- THE PROBLEM -
Your task is to repeat all of the material exactly.
*** MATERIAL SUPPLIED
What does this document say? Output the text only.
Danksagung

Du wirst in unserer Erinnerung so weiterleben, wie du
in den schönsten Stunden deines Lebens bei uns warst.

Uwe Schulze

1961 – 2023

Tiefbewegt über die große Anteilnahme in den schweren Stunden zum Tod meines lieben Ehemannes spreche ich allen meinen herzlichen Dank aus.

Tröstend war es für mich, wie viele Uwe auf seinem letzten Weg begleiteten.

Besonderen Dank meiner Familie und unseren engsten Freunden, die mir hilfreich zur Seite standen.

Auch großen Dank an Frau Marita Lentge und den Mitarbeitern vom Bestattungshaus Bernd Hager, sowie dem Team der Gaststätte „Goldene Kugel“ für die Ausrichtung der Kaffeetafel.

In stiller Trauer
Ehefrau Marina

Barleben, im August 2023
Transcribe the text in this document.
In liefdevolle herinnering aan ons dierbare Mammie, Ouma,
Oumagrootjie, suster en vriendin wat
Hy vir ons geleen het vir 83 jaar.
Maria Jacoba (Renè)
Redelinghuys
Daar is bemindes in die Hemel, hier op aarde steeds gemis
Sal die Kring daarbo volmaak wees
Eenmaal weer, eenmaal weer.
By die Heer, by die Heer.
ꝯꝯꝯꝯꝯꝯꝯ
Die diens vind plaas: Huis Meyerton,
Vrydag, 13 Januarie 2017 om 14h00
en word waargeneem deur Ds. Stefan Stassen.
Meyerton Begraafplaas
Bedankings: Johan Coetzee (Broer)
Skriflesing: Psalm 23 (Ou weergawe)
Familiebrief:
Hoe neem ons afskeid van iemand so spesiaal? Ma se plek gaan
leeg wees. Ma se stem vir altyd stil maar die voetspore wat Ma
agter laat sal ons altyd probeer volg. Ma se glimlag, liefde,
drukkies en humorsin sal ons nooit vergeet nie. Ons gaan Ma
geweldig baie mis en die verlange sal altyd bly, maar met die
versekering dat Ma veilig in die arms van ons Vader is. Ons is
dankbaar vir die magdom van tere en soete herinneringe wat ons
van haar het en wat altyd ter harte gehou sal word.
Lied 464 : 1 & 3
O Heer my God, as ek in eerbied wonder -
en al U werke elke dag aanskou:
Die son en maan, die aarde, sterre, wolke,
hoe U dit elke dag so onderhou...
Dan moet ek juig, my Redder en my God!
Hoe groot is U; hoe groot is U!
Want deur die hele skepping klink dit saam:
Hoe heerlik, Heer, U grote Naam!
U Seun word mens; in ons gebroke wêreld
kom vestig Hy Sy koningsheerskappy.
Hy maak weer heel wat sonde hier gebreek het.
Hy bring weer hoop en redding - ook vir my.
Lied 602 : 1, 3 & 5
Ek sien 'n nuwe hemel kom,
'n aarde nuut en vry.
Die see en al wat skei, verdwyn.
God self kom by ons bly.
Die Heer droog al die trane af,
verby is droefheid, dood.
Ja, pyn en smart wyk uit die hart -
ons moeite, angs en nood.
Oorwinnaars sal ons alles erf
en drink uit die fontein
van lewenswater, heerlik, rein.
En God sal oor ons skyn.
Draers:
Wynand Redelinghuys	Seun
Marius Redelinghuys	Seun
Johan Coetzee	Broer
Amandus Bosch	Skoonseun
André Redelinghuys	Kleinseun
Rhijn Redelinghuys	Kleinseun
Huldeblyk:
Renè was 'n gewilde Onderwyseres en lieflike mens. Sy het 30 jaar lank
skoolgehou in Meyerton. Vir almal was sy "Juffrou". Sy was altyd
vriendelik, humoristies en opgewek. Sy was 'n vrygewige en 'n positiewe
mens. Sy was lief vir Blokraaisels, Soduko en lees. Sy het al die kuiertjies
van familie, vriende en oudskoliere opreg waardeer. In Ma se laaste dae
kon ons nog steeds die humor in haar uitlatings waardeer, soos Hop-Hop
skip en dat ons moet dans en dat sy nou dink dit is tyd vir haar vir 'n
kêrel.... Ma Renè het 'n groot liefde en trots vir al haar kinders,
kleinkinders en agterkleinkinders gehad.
******
- RESULT -
What does this document say? Output the text only.
Danksagung

Du wirst in unserer Erinnerung so weiterleben, wie du
in den schönsten Stunden deines Lebens bei uns warst.

Uwe Schulze

1961 – 2023

Tiefbewegt über die große Anteilnahme in den schweren Stunden zum Tod meines lieben Ehemannes spreche ich allen meinen herzlichen Dank aus.

Tröstend war es für mich, wie viele Uwe auf seinem letzten Weg begleiteten.

Besonderen Dank meiner Familie und unseren engsten Freunden, die mir hilfreich zur Seite standen.

Auch großen Dank an Frau Marita Lentge und den Mitarbeitern vom Bestattungshaus Bernd Hager, sowie dem Team der Gaststätte „Goldene Kugel“ für die Ausrichtung der Kaffeetafel.

In stiller Trauer
Ehefrau Marina

Barleben, im August 2023
Transcribe the text in this document.
In liefdevolle herinnering aan ons dierbare Mammie, Ouma,
Oumagrootjie, suster en vriendin wat
Hy vir ons geleen het vir 83 jaar.
Maria Jacoba (Renè)
Redelinghuys
Daar is bemindes in die Hemel, hier op aarde steeds gemis
Sal die Kring daarbo volmaak wees
Eenmaal weer, eenmaal weer.
By die Heer, by die Heer.
ꝯꝯꝯꝯꝯꝯꝯ
Die diens vind plaas: Huis Meyerton,
Vrydag, 13 Januarie 2017 om 14h00
en word waargeneem deur Ds. Stefan Stassen.
Meyerton Begraafplaas
Bedankings: Johan Coetzee (Broer)
Skriflesing: Psalm 23 (Ou weergawe)
Familiebrief:
Hoe neem ons afskeid van iemand so spesiaal? Ma se plek gaan
leeg wees. Ma se stem vir altyd stil maar die voetspore wat Ma
agter laat sal ons altyd probeer volg. Ma se glimlag, liefde,
drukkies en humorsin sal ons nooit vergeet nie. Ons gaan Ma
geweldig baie mis en die verlange sal altyd bly, maar met die
versekering dat Ma veilig in die arms van ons Vader is. Ons is
dankbaar vir die magdom van tere en soete herinneringe wat ons
van haar het en wat altyd ter harte gehou sal word.
Lied 464 : 1 & 3
O Heer my God, as ek in eerbied wonder -
en al U werke elke dag aanskou:
Die son en maan, die aarde, sterre, wolke,
hoe U dit elke dag so onderhou...
Dan moet ek juig, my Redder en my God!
Hoe groot is U; hoe groot is U!
Want deur die hele skepping klink dit saam:
Hoe heerlik, Heer, U grote Naam!
U Seun word mens; in ons gebroke wêreld
kom vestig Hy Sy koningsheerskappy.
Hy maak weer heel wat sonde hier gebreek het.
Hy bring weer hoop en redding - ook vir my.
Lied 602 : 1, 3 & 5
Ek sien 'n nuwe hemel kom,
'n aarde nuut en vry.
Die see en al wat skei, verdwyn.
God self kom by ons bly.
Die Heer droog al die trane af,
verby is droefheid, dood.
Ja, pyn en smart wyk uit die hart -
ons moeite, angs en nood.
Oorwinnaars sal ons alles erf
en drink uit die fontein
van lewenswater, heerlik, rein.
En God sal oor ons skyn.
Draers:
Wynand Redelinghuys	Seun
Marius Redelinghuys	Seun
Johan Coetzee	Broer
Amandus Bosch	Skoonseun
André Redelinghuys	Kleinseun
Rhijn Redelinghuys	Kleinseun
Huldeblyk:
Renè was 'n gewilde Onderwyseres en lieflike mens. Sy het 30 jaar lank
skoolgehou in Meyerton. Vir almal was sy "Juffrou". Sy was altyd
vriendelik, humoristies en opgewek. Sy was 'n vrygewige en 'n positiewe
mens. Sy was lief vir Blokraaisels, Soduko en lees. Sy het al die kuiertjies
van familie, vriende en oudskoliere opreg waardeer. In Ma se laaste dae
kon ons nog steeds die humor in haar uitlatings waardeer, soos Hop-Hop
skip en dat ons moet dans en dat sy nou dink dit is tyd vir haar vir 'n
kêrel.... Ma Renè het 'n groot liefde en trots vir al haar kinders,
kleinkinders en agterkleinkinders gehad.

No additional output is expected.